#### [Given exercise]
Your task is to copy each line that has the word "التاريخ".

Collected data entries
============

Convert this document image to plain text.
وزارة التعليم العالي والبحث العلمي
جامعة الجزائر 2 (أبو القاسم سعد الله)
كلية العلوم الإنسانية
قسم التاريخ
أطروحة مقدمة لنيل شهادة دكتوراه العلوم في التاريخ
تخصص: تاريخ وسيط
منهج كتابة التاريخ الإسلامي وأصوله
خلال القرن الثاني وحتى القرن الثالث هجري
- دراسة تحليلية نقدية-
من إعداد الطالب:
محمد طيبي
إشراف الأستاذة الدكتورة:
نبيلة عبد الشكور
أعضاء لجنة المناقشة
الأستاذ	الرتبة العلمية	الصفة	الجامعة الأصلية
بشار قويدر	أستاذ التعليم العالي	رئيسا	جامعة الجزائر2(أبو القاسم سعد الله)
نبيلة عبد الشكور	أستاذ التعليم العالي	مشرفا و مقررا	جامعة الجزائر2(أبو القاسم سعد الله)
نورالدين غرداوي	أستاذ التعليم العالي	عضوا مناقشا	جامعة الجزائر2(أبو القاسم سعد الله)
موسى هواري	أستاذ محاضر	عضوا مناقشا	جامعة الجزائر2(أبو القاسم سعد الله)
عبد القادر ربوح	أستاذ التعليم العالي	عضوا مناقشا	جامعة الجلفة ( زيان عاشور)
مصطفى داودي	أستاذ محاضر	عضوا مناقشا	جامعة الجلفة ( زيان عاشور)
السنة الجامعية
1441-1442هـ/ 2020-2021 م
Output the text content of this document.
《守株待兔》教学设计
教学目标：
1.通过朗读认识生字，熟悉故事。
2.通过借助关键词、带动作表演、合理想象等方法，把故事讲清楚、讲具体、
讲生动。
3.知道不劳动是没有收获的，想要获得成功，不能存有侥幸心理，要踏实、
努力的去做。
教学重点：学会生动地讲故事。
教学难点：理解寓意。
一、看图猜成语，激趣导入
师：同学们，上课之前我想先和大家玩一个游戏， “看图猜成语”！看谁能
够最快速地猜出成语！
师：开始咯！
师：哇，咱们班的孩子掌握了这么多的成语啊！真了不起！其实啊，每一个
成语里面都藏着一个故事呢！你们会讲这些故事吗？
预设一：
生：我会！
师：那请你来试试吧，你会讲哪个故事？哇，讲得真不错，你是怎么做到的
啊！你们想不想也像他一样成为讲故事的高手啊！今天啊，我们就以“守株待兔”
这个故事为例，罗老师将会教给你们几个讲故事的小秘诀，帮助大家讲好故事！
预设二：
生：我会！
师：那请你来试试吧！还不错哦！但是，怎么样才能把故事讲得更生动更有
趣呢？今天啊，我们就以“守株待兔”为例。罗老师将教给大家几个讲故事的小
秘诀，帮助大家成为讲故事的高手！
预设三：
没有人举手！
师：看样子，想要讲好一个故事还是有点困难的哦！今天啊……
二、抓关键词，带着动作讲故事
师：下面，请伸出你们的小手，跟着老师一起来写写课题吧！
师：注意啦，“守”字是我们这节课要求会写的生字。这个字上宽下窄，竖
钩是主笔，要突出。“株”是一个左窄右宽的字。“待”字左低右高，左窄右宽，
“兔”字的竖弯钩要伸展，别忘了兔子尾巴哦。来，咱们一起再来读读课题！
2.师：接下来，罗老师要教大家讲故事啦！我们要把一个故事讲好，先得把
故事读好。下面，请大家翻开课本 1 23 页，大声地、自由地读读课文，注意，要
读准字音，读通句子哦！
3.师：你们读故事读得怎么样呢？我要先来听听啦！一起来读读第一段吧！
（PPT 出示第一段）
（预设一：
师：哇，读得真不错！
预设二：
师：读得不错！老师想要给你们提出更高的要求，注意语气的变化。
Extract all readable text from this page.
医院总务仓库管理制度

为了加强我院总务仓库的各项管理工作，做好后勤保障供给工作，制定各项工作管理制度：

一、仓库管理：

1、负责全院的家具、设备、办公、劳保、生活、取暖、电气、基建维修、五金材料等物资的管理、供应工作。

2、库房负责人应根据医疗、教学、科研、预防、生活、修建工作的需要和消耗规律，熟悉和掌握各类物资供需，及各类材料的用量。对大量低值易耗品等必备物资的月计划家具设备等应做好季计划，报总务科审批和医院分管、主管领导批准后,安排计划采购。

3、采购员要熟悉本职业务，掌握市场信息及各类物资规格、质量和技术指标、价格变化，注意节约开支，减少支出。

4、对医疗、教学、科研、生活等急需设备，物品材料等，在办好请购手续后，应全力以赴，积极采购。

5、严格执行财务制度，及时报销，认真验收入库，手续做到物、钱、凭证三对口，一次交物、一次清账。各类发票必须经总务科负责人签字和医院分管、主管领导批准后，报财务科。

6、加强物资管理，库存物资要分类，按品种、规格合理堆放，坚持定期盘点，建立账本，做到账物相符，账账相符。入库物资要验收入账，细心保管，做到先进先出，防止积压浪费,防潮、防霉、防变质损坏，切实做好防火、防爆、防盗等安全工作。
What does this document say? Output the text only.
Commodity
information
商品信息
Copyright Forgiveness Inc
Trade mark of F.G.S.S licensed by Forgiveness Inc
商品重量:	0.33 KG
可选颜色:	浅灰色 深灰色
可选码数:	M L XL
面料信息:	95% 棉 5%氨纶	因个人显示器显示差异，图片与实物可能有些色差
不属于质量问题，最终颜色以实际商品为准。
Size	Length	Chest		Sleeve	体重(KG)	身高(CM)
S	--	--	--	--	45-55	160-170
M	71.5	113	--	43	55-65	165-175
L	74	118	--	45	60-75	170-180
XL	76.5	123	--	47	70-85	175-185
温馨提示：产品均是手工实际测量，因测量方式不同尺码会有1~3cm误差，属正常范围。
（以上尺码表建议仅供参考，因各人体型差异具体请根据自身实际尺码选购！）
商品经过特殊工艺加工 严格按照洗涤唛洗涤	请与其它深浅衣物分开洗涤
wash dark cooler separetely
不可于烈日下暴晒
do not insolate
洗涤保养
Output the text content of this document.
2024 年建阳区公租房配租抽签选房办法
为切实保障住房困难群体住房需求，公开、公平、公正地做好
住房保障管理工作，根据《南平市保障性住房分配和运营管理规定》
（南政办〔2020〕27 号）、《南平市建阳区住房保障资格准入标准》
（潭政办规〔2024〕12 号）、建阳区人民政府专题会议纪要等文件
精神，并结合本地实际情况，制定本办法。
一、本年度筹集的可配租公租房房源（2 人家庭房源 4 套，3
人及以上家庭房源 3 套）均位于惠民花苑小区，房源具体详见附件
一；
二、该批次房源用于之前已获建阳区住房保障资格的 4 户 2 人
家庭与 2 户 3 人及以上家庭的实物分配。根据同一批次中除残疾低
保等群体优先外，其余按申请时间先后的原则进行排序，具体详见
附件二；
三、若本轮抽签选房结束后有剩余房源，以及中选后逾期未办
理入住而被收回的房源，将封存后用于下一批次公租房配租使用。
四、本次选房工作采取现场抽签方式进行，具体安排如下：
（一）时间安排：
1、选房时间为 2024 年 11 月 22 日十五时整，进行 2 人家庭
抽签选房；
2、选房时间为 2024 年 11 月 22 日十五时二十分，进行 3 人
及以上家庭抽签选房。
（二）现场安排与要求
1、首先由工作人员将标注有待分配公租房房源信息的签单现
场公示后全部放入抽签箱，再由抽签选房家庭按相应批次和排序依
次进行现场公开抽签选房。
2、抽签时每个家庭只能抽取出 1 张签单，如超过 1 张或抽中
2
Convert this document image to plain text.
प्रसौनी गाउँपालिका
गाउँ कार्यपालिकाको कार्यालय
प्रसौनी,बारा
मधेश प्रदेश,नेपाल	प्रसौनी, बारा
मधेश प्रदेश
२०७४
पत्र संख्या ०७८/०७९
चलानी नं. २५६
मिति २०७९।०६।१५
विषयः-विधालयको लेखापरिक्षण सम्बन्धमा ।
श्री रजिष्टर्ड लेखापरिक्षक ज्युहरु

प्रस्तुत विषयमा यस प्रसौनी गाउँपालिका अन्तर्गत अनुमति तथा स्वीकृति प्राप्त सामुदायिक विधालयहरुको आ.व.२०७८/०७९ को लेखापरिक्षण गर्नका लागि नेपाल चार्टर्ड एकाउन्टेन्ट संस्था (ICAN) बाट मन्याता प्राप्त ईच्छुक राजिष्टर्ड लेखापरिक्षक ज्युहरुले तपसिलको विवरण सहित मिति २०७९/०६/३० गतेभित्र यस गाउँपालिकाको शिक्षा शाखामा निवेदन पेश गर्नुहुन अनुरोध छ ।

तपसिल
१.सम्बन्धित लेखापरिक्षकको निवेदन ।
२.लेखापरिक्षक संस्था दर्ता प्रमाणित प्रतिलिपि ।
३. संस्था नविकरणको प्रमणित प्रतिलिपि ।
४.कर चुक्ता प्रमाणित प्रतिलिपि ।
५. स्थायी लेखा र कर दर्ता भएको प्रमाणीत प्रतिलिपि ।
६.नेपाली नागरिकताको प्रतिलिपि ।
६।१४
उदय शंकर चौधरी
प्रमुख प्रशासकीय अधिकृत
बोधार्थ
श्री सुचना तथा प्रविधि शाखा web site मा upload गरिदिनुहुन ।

============

#### [Result]
قسم التاريخ
أطروحة مقدمة لنيل شهادة دكتوراه العلوم في التاريخ
منهج كتابة التاريخ الإسلامي وأصوله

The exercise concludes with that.